▸ **Task instructions**:
Say how many lines contain "rekayasa", using only the number.

─── Task data ───

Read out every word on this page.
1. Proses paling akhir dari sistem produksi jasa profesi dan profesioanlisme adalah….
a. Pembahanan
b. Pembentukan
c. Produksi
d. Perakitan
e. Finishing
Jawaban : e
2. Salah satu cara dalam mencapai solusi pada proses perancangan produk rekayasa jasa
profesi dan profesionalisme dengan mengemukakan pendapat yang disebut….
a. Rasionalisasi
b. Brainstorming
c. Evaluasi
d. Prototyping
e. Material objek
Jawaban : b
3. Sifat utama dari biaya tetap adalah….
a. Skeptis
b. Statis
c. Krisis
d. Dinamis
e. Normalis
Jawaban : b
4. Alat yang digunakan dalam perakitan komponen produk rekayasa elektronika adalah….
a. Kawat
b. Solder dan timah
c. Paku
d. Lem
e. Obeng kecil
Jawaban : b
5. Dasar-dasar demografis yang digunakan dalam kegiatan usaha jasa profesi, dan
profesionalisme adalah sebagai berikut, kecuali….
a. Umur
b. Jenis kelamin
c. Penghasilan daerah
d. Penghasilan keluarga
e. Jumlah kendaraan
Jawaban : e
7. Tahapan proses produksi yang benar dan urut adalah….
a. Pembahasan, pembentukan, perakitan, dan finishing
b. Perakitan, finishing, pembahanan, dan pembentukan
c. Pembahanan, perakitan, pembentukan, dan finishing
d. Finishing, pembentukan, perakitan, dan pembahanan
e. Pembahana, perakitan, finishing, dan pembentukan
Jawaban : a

───
─── Task data ───

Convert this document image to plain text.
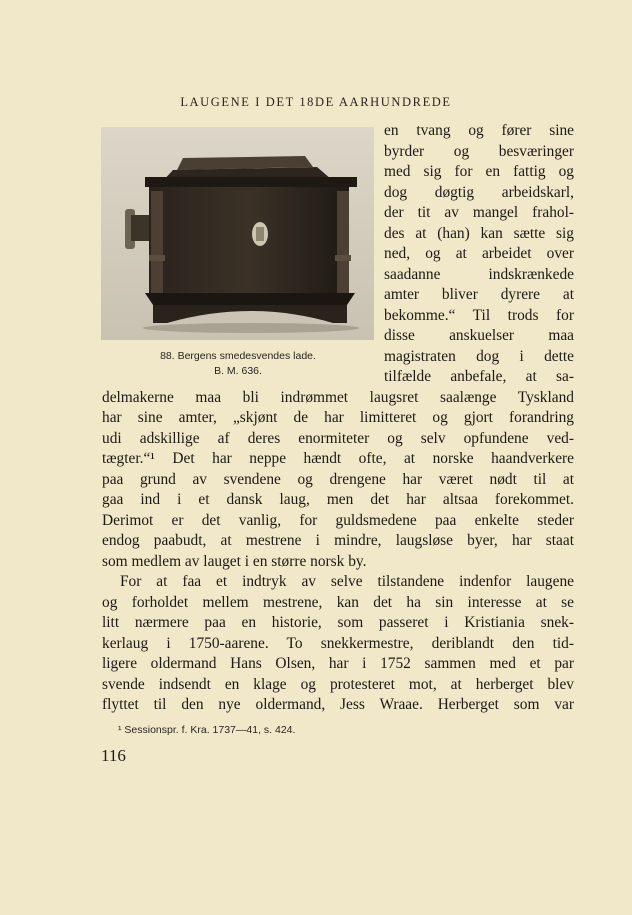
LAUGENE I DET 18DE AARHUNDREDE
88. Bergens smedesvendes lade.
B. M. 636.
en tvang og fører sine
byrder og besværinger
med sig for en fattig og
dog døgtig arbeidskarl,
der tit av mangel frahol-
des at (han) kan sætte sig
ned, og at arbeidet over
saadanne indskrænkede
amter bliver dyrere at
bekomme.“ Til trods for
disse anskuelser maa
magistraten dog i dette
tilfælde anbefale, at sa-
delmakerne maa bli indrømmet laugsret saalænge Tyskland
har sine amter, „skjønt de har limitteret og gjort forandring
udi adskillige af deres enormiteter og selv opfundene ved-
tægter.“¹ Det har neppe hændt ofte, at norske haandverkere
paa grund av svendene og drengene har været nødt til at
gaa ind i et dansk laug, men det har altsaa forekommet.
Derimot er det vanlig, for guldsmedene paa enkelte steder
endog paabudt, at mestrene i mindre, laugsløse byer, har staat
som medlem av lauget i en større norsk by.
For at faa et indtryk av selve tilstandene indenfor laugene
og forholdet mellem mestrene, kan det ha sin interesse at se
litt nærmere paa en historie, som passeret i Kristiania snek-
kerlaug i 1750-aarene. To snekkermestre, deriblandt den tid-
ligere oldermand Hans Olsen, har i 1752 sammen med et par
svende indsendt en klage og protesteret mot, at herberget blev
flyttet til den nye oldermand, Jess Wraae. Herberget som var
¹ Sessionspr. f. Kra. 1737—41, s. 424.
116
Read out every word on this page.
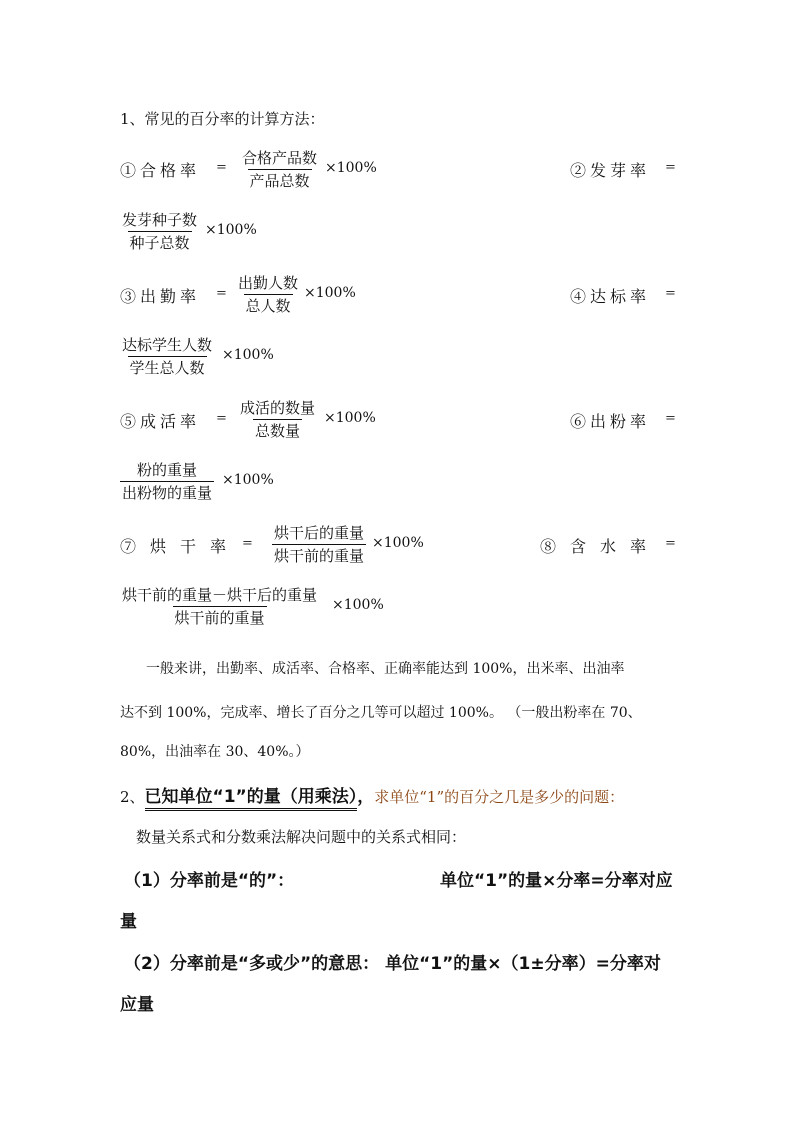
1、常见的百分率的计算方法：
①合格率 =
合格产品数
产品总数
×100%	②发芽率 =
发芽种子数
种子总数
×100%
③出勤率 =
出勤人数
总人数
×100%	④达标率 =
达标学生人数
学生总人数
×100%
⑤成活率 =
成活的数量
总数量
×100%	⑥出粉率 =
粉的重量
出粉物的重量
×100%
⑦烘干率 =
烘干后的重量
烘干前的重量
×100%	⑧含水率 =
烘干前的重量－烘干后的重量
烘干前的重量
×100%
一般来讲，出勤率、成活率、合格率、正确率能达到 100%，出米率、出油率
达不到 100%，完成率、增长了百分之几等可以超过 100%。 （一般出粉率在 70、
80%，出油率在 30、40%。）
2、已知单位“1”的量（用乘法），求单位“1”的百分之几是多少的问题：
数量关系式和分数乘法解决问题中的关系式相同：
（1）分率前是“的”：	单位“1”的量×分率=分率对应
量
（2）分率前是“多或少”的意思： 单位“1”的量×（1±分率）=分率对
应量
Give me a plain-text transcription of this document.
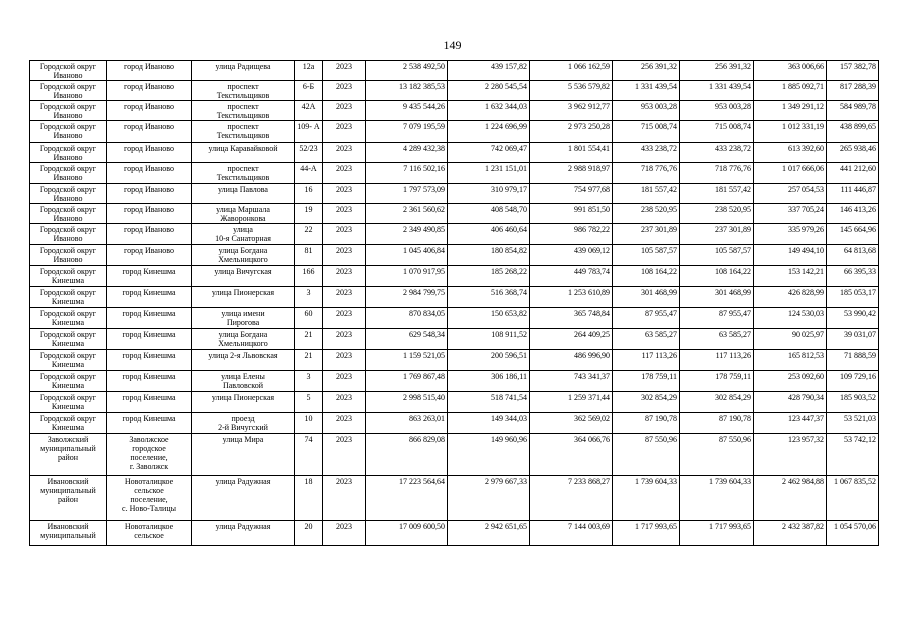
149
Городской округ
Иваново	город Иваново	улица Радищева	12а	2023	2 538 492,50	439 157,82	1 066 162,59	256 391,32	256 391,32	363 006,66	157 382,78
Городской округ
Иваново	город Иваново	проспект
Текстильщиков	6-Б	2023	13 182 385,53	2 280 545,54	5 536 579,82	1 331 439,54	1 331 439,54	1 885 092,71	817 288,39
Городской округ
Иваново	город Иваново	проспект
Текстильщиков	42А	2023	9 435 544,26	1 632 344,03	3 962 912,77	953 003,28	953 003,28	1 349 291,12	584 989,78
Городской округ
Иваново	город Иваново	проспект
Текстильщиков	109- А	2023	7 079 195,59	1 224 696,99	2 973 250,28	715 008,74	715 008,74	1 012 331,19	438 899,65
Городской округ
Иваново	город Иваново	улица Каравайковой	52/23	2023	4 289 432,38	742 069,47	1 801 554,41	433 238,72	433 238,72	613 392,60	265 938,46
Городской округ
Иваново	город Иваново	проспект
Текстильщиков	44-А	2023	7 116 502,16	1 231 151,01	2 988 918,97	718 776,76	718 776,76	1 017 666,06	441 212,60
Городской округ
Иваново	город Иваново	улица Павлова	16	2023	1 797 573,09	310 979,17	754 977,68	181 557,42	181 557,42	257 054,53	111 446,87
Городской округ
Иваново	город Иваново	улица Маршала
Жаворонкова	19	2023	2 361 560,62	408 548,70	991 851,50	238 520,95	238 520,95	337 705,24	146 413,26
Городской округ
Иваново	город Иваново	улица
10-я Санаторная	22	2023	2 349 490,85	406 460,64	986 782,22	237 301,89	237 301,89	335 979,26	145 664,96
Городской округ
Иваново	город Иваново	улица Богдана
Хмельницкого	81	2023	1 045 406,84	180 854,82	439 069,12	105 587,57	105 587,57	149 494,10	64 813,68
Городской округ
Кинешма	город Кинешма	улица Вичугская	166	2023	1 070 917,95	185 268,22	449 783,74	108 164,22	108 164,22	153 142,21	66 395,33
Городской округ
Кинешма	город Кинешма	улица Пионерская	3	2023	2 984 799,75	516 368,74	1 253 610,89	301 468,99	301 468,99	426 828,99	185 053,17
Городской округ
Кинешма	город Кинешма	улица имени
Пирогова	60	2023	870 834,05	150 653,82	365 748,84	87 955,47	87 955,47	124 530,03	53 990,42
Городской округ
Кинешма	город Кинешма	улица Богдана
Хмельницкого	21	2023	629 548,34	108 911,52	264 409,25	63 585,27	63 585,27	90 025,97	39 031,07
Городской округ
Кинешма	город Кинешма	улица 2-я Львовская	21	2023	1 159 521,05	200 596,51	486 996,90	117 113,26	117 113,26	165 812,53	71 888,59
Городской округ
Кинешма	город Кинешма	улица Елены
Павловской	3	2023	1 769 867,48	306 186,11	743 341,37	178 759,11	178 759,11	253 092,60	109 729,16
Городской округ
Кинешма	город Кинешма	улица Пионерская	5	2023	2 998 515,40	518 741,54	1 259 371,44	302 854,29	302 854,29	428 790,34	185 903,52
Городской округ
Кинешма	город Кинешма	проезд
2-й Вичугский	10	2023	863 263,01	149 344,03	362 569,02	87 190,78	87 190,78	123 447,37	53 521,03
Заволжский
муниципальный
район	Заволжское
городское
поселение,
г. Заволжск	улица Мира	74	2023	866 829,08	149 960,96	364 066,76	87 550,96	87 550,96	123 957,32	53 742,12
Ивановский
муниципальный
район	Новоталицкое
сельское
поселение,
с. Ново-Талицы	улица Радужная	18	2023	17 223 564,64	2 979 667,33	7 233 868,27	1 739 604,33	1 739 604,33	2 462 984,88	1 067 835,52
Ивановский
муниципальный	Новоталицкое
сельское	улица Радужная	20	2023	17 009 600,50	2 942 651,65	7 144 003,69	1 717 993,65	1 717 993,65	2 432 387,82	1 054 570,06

───

▸ **Result of the exercise**:
2